◆ SET PROBLEM
Your task is to repeat the lines below exactly, excluding any pictures they contain.

◆ DATA LISTING
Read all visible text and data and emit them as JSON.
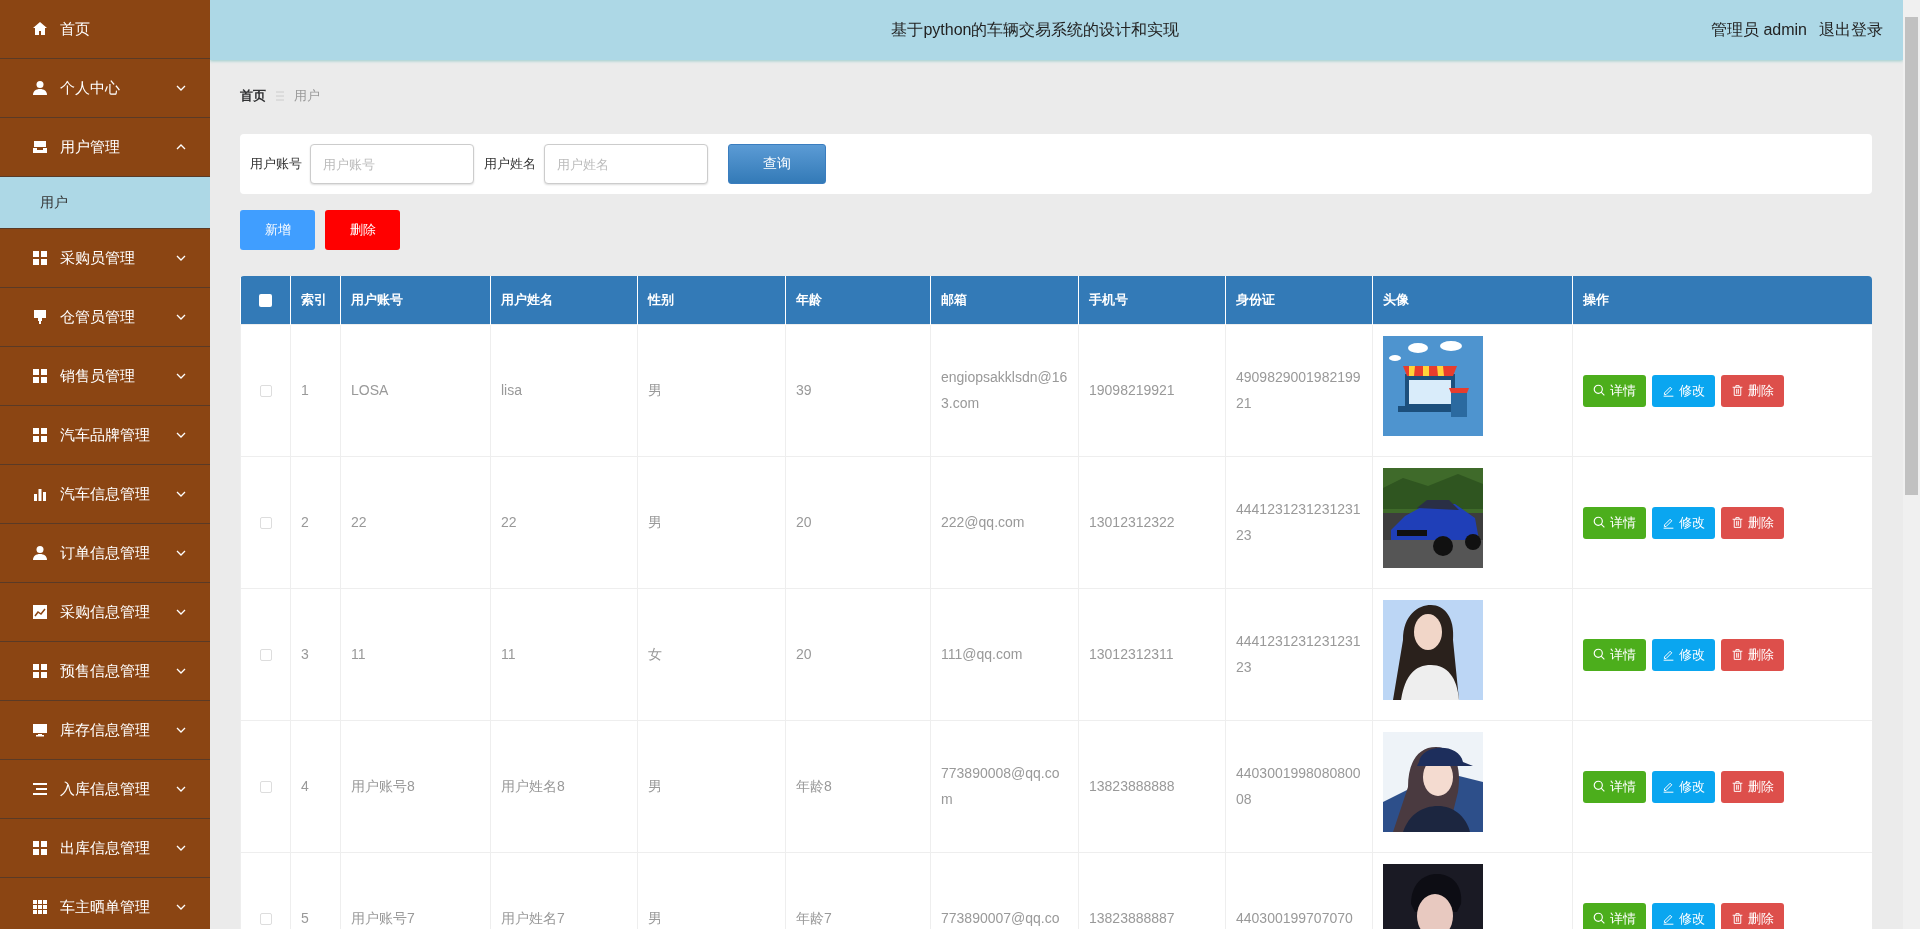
{
  "sidebar": {
    "items": [
      {
        "label": "首页",
        "kind": "link"
      },
      {
        "label": "个人中心",
        "kind": "group",
        "expanded": false
      },
      {
        "label": "用户管理",
        "kind": "group",
        "expanded": true,
        "children": [
          {
            "label": "用户",
            "selected": true
          }
        ]
      },
      {
        "label": "采购员管理",
        "kind": "group",
        "expanded": false
      },
      {
        "label": "仓管员管理",
        "kind": "group",
        "expanded": false
      },
      {
        "label": "销售员管理",
        "kind": "group",
        "expanded": false
      },
      {
        "label": "汽车品牌管理",
        "kind": "group",
        "expanded": false
      },
      {
        "label": "汽车信息管理",
        "kind": "group",
        "expanded": false
      },
      {
        "label": "订单信息管理",
        "kind": "group",
        "expanded": false
      },
      {
        "label": "采购信息管理",
        "kind": "group",
        "expanded": false
      },
      {
        "label": "预售信息管理",
        "kind": "group",
        "expanded": false
      },
      {
        "label": "库存信息管理",
        "kind": "group",
        "expanded": false
      },
      {
        "label": "入库信息管理",
        "kind": "group",
        "expanded": false
      },
      {
        "label": "出库信息管理",
        "kind": "group",
        "expanded": false
      },
      {
        "label": "车主晒单管理",
        "kind": "group",
        "expanded": false
      }
    ]
  },
  "header": {
    "title": "基于python的车辆交易系统的设计和实现",
    "user": "管理员 admin",
    "logout": "退出登录"
  },
  "breadcrumb": [
    "首页",
    "用户"
  ],
  "search": {
    "fields": [
      {
        "label": "用户账号",
        "placeholder": "用户账号"
      },
      {
        "label": "用户姓名",
        "placeholder": "用户姓名"
      }
    ],
    "button": "查询"
  },
  "actions": [
    {
      "label": "新增",
      "kind": "add"
    },
    {
      "label": "删除",
      "kind": "delete"
    }
  ],
  "table": {
    "all_checked": false,
    "columns": [
      "索引",
      "用户账号",
      "用户姓名",
      "性别",
      "年龄",
      "邮箱",
      "手机号",
      "身份证",
      "头像",
      "操作"
    ],
    "rows": [
      {
        "checked": false,
        "cells": [
          "1",
          "LOSA",
          "lisa",
          "男",
          "39",
          "engiopsakklsdn@163.com",
          "19098219921",
          "490982900198219921"
        ],
        "buttons": [
          "详情",
          "修改",
          "删除"
        ]
      },
      {
        "checked": false,
        "cells": [
          "2",
          "22",
          "22",
          "男",
          "20",
          "222@qq.com",
          "13012312322",
          "444123123123123123"
        ],
        "buttons": [
          "详情",
          "修改",
          "删除"
        ]
      },
      {
        "checked": false,
        "cells": [
          "3",
          "11",
          "11",
          "女",
          "20",
          "111@qq.com",
          "13012312311",
          "444123123123123123"
        ],
        "buttons": [
          "详情",
          "修改",
          "删除"
        ]
      },
      {
        "checked": false,
        "cells": [
          "4",
          "用户账号8",
          "用户姓名8",
          "男",
          "年龄8",
          "773890008@qq.com",
          "13823888888",
          "440300199808080008"
        ],
        "buttons": [
          "详情",
          "修改",
          "删除"
        ]
      },
      {
        "checked": false,
        "cells": [
          "5",
          "用户账号7",
          "用户姓名7",
          "男",
          "年龄7",
          "773890007@qq.co",
          "13823888887",
          "440300199707070"
        ],
        "buttons": [
          "详情",
          "修改",
          "删除"
        ]
      }
    ]
  }
}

◆ TASK RESULT
Read all visible text and data and emit them as JSON.
{
  "sidebar": {
    "items": [
      {
        "label": "首页",
        "kind": "link"
      },
      {
        "label": "个人中心",
        "kind": "group",
        "expanded": false
      },
      {
        "label": "用户管理",
        "kind": "group",
        "expanded": true,
        "children": [
          {
            "label": "用户",
            "selected": true
          }
        ]
      },
      {
        "label": "采购员管理",
        "kind": "group",
        "expanded": false
      },
      {
        "label": "仓管员管理",
        "kind": "group",
        "expanded": false
      },
      {
        "label": "销售员管理",
        "kind": "group",
        "expanded": false
      },
      {
        "label": "汽车品牌管理",
        "kind": "group",
        "expanded": false
      },
      {
        "label": "汽车信息管理",
        "kind": "group",
        "expanded": false
      },
      {
        "label": "订单信息管理",
        "kind": "group",
        "expanded": false
      },
      {
        "label": "采购信息管理",
        "kind": "group",
        "expanded": false
      },
      {
        "label": "预售信息管理",
        "kind": "group",
        "expanded": false
      },
      {
        "label": "库存信息管理",
        "kind": "group",
        "expanded": false
      },
      {
        "label": "入库信息管理",
        "kind": "group",
        "expanded": false
      },
      {
        "label": "出库信息管理",
        "kind": "group",
        "expanded": false
      },
      {
        "label": "车主晒单管理",
        "kind": "group",
        "expanded": false
      }
    ]
  },
  "header": {
    "title": "基于python的车辆交易系统的设计和实现",
    "user": "管理员 admin",
    "logout": "退出登录"
  },
  "breadcrumb": [
    "首页",
    "用户"
  ],
  "search": {
    "fields": [
      {
        "label": "用户账号",
        "placeholder": "用户账号"
      },
      {
        "label": "用户姓名",
        "placeholder": "用户姓名"
      }
    ],
    "button": "查询"
  },
  "actions": [
    {
      "label": "新增",
      "kind": "add"
    },
    {
      "label": "删除",
      "kind": "delete"
    }
  ],
  "table": {
    "all_checked": false,
    "columns": [
      "索引",
      "用户账号",
      "用户姓名",
      "性别",
      "年龄",
      "邮箱",
      "手机号",
      "身份证",
      "头像",
      "操作"
    ],
    "rows": [
      {
        "checked": false,
        "cells": [
          "1",
          "LOSA",
          "lisa",
          "男",
          "39",
          "engiopsakklsdn@163.com",
          "19098219921",
          "490982900198219921"
        ],
        "buttons": [
          "详情",
          "修改",
          "删除"
        ]
      },
      {
        "checked": false,
        "cells": [
          "2",
          "22",
          "22",
          "男",
          "20",
          "222@qq.com",
          "13012312322",
          "444123123123123123"
        ],
        "buttons": [
          "详情",
          "修改",
          "删除"
        ]
      },
      {
        "checked": false,
        "cells": [
          "3",
          "11",
          "11",
          "女",
          "20",
          "111@qq.com",
          "13012312311",
          "444123123123123123"
        ],
        "buttons": [
          "详情",
          "修改",
          "删除"
        ]
      },
      {
        "checked": false,
        "cells": [
          "4",
          "用户账号8",
          "用户姓名8",
          "男",
          "年龄8",
          "773890008@qq.com",
          "13823888888",
          "440300199808080008"
        ],
        "buttons": [
          "详情",
          "修改",
          "删除"
        ]
      },
      {
        "checked": false,
        "cells": [
          "5",
          "用户账号7",
          "用户姓名7",
          "男",
          "年龄7",
          "773890007@qq.co",
          "13823888887",
          "440300199707070"
        ],
        "buttons": [
          "详情",
          "修改",
          "删除"
        ]
      }
    ]
  }
}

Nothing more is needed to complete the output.